- What you are asked to do
Find every line in the records below that holds the word "JSON", and copy each one.

------ Task material ------

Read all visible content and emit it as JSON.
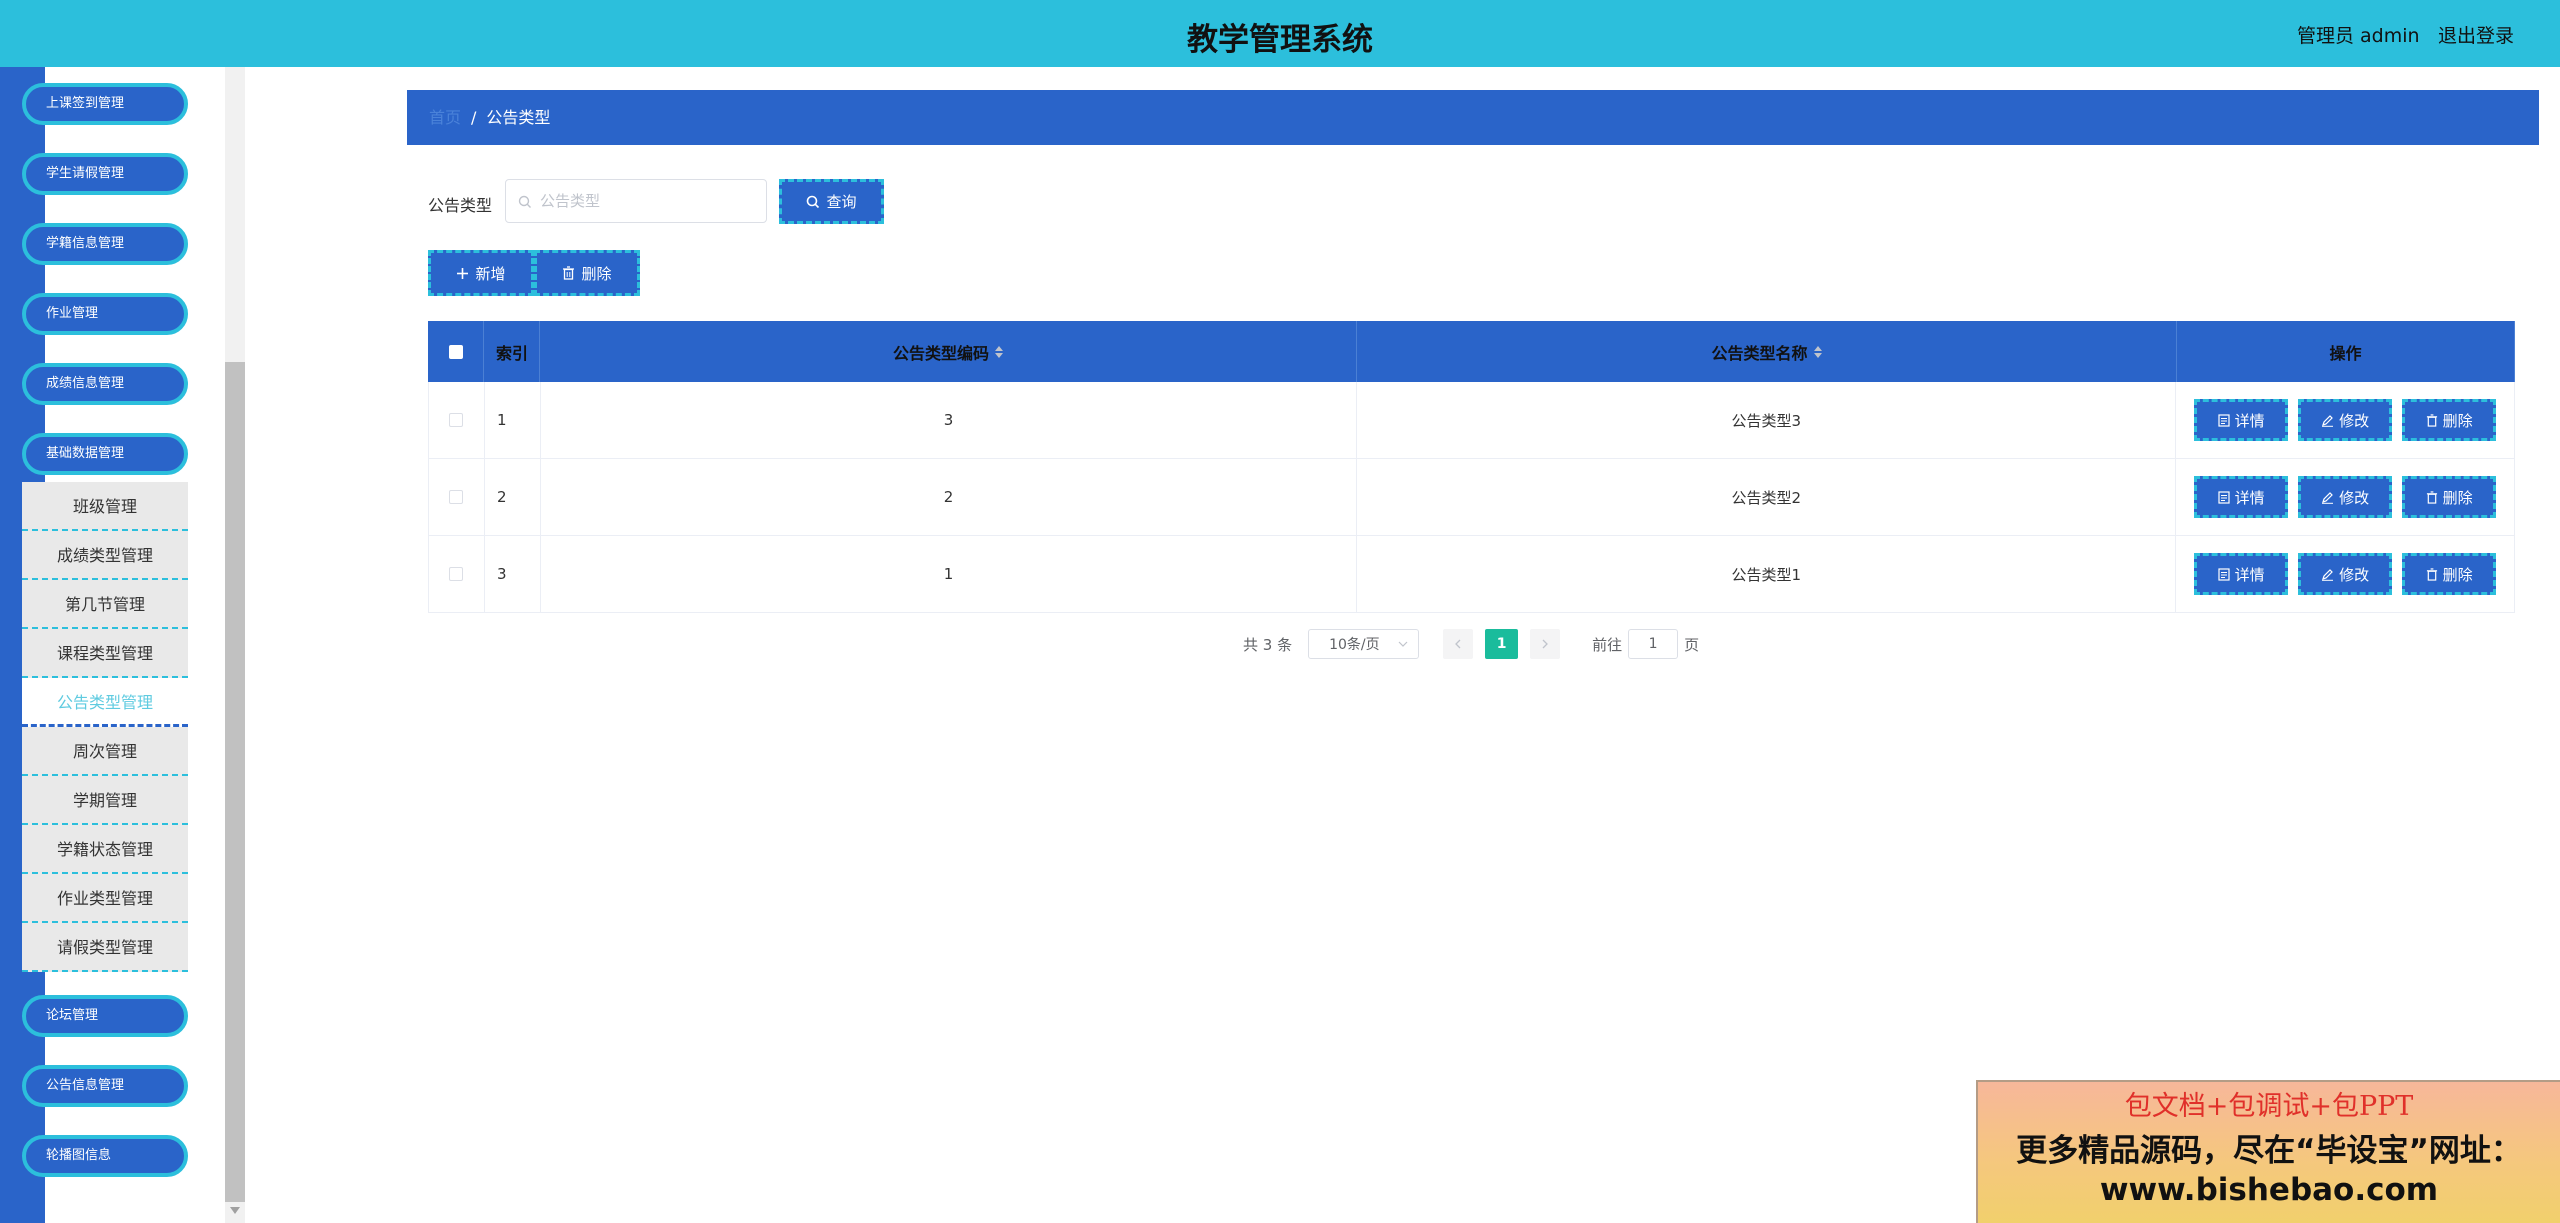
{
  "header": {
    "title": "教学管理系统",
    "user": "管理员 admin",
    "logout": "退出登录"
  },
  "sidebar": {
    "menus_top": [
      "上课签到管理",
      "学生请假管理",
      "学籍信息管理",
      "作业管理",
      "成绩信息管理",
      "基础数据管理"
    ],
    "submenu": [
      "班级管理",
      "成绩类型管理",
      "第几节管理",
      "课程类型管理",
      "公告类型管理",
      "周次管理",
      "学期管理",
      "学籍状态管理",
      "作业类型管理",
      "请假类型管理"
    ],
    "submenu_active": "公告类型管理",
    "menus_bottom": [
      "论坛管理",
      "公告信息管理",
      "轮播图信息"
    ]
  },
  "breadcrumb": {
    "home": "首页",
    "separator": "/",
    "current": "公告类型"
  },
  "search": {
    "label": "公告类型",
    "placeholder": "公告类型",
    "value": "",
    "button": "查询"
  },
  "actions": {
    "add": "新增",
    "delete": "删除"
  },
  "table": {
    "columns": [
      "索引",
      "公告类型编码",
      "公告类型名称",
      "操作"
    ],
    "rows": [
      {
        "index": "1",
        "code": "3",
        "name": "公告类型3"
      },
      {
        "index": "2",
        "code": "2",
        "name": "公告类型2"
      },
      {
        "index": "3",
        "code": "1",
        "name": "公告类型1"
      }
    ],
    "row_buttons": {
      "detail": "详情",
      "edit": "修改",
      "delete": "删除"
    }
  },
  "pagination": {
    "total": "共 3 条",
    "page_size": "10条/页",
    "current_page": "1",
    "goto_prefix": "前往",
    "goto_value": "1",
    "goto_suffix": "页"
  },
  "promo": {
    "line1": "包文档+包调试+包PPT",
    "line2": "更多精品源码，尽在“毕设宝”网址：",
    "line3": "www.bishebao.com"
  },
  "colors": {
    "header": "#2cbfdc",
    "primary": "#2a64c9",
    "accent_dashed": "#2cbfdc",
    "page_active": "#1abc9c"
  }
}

------
------ Task material ------

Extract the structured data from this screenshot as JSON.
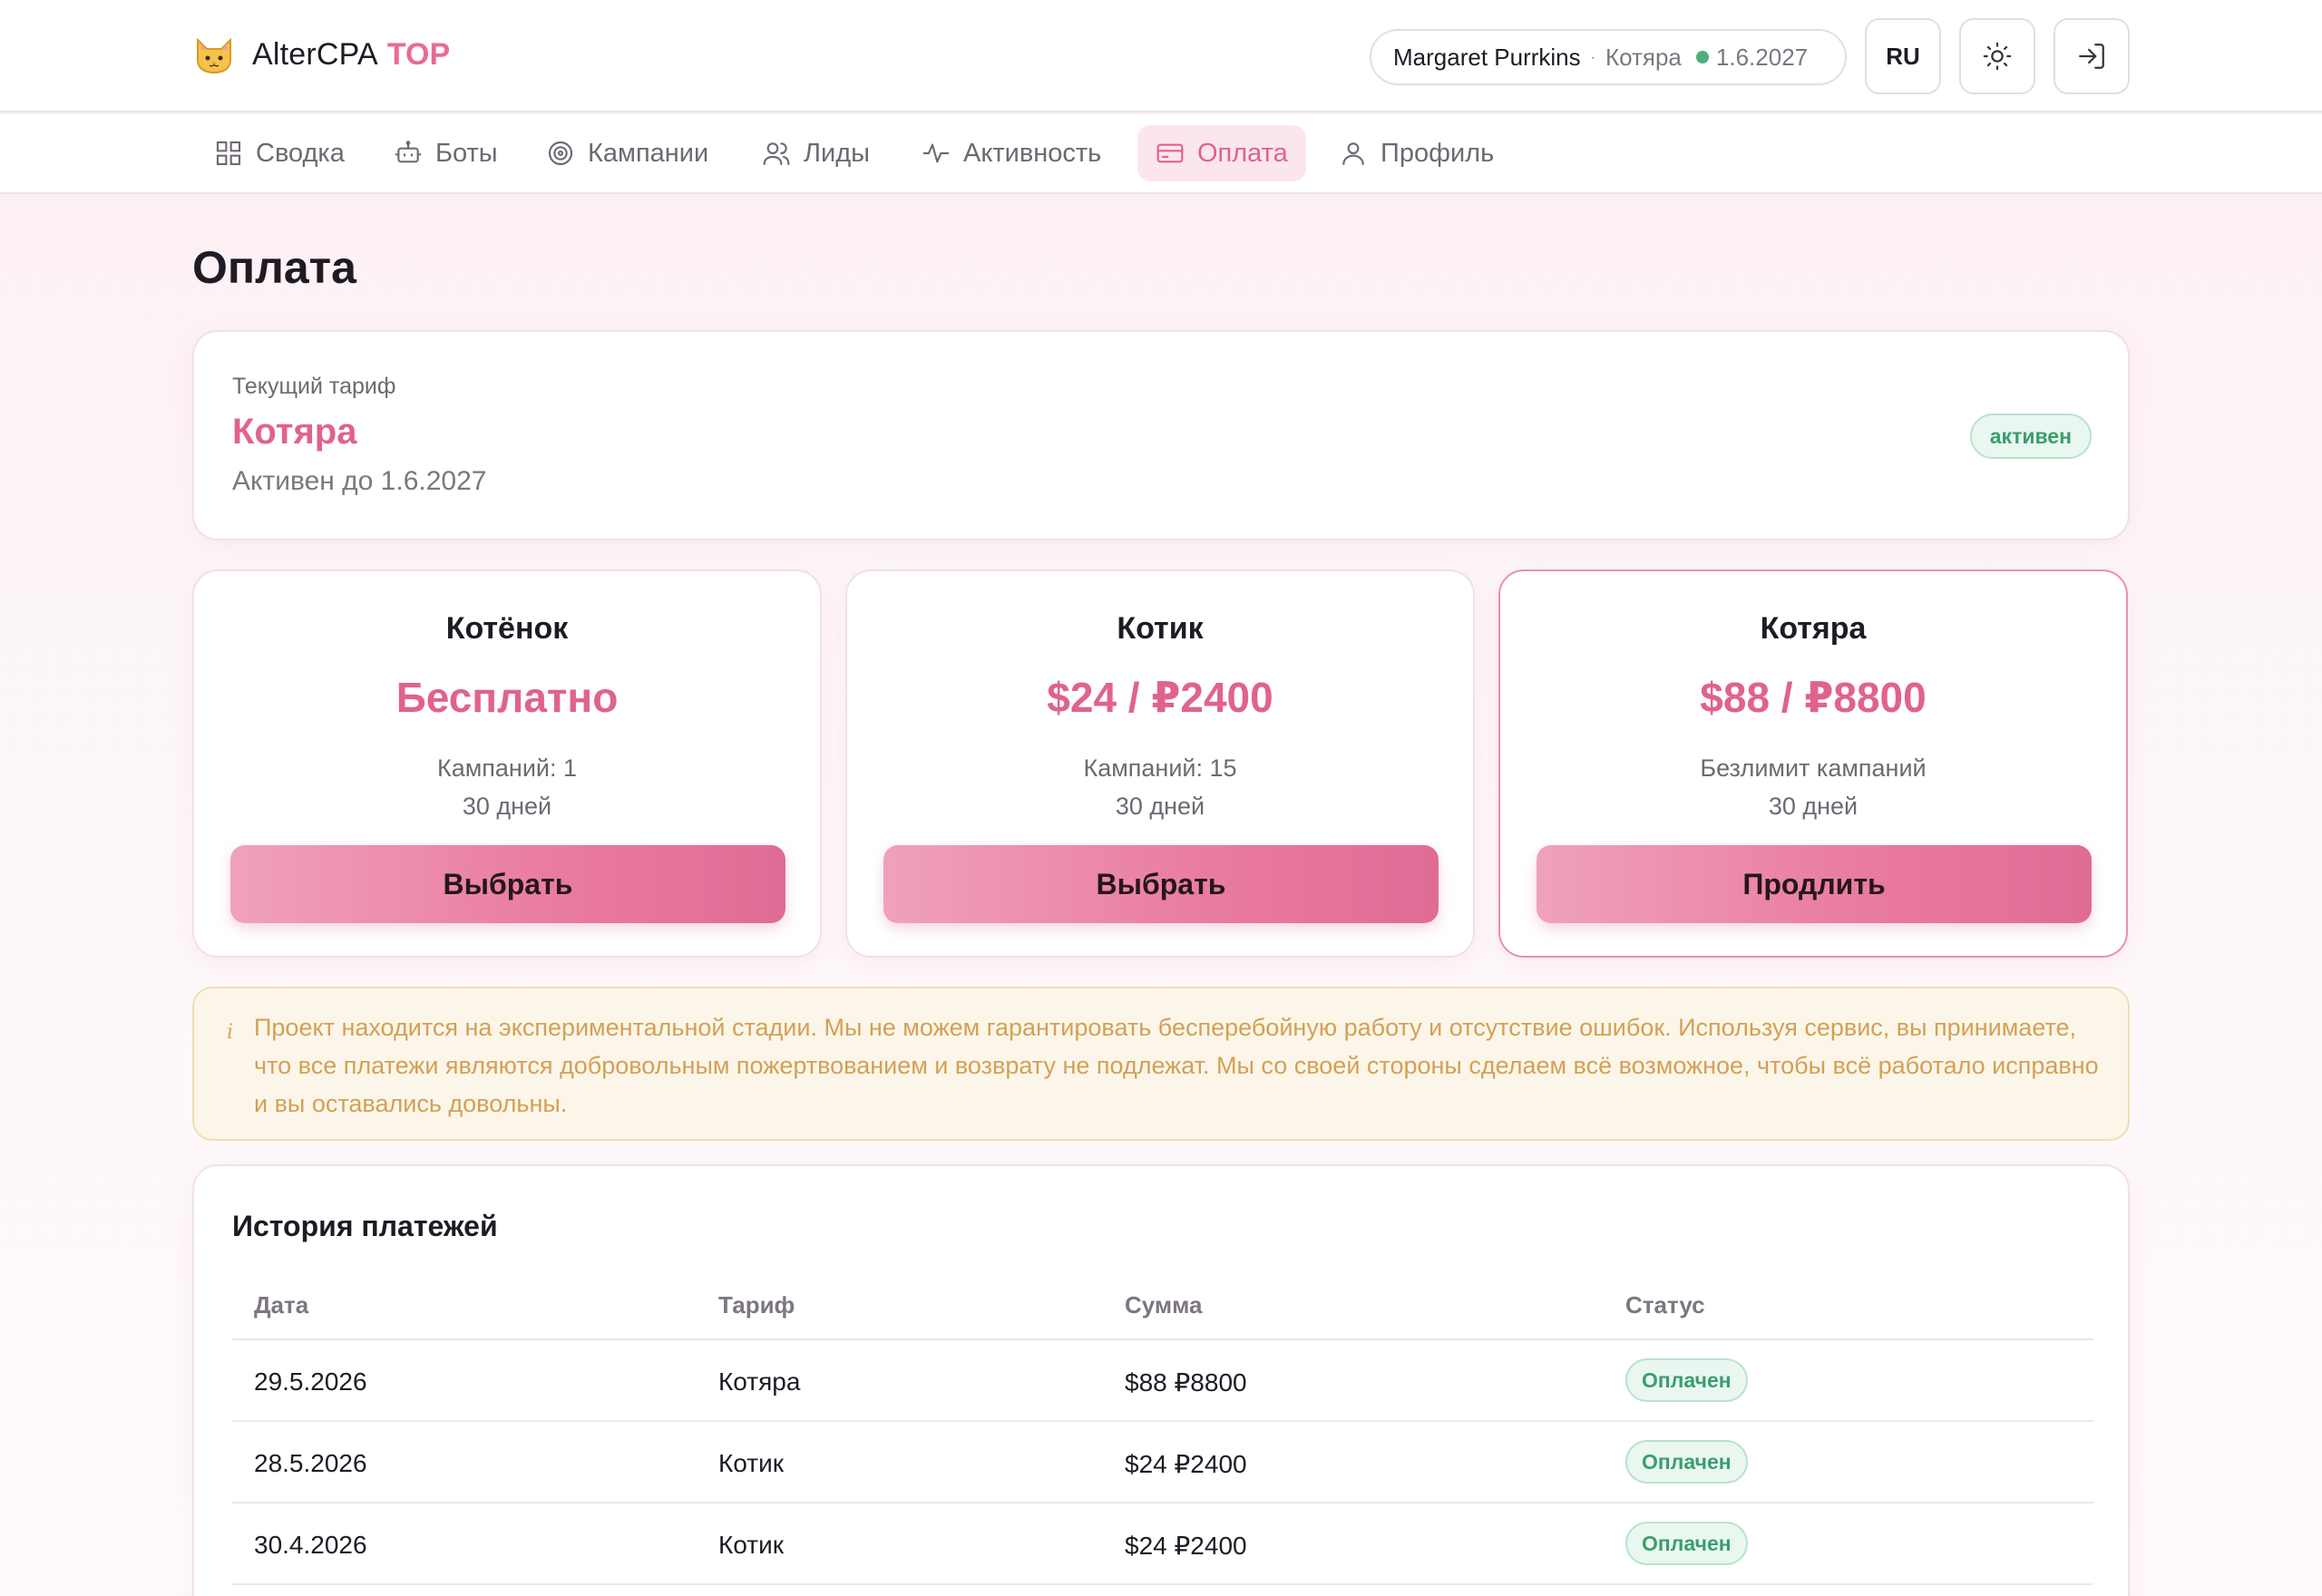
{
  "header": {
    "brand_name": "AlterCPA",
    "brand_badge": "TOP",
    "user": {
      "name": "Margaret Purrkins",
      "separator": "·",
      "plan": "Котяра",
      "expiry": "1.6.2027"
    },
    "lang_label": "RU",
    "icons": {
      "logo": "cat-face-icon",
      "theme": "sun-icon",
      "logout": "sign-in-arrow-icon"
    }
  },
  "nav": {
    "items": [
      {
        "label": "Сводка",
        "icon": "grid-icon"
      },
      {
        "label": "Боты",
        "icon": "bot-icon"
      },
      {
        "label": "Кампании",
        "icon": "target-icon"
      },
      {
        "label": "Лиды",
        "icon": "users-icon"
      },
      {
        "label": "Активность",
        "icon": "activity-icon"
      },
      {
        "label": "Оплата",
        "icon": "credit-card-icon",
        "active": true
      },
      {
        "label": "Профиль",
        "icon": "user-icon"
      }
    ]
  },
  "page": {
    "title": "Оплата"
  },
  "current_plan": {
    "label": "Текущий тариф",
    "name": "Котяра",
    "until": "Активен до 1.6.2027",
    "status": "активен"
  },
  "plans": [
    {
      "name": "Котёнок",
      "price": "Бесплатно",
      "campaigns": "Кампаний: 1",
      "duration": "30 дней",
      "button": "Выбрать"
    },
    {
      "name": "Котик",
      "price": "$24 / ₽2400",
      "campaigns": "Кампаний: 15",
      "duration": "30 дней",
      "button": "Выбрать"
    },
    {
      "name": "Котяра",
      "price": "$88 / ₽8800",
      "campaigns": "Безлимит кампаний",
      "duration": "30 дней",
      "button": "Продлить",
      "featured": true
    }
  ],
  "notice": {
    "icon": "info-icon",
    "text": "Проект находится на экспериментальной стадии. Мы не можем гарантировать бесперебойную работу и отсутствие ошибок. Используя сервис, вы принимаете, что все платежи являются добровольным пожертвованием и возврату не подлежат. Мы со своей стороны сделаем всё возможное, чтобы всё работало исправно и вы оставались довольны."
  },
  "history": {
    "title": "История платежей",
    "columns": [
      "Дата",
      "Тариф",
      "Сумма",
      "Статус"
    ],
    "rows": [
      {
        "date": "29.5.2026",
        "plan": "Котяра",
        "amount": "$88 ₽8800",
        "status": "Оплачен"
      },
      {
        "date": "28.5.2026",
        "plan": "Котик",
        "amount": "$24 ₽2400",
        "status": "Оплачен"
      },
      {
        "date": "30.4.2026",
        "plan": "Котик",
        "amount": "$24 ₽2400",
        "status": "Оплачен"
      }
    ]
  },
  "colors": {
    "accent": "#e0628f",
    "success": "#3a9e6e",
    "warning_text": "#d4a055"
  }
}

------

- Task solution
Read all visible content and emit it as JSON.
Extract the structured data from this screenshot as JSON.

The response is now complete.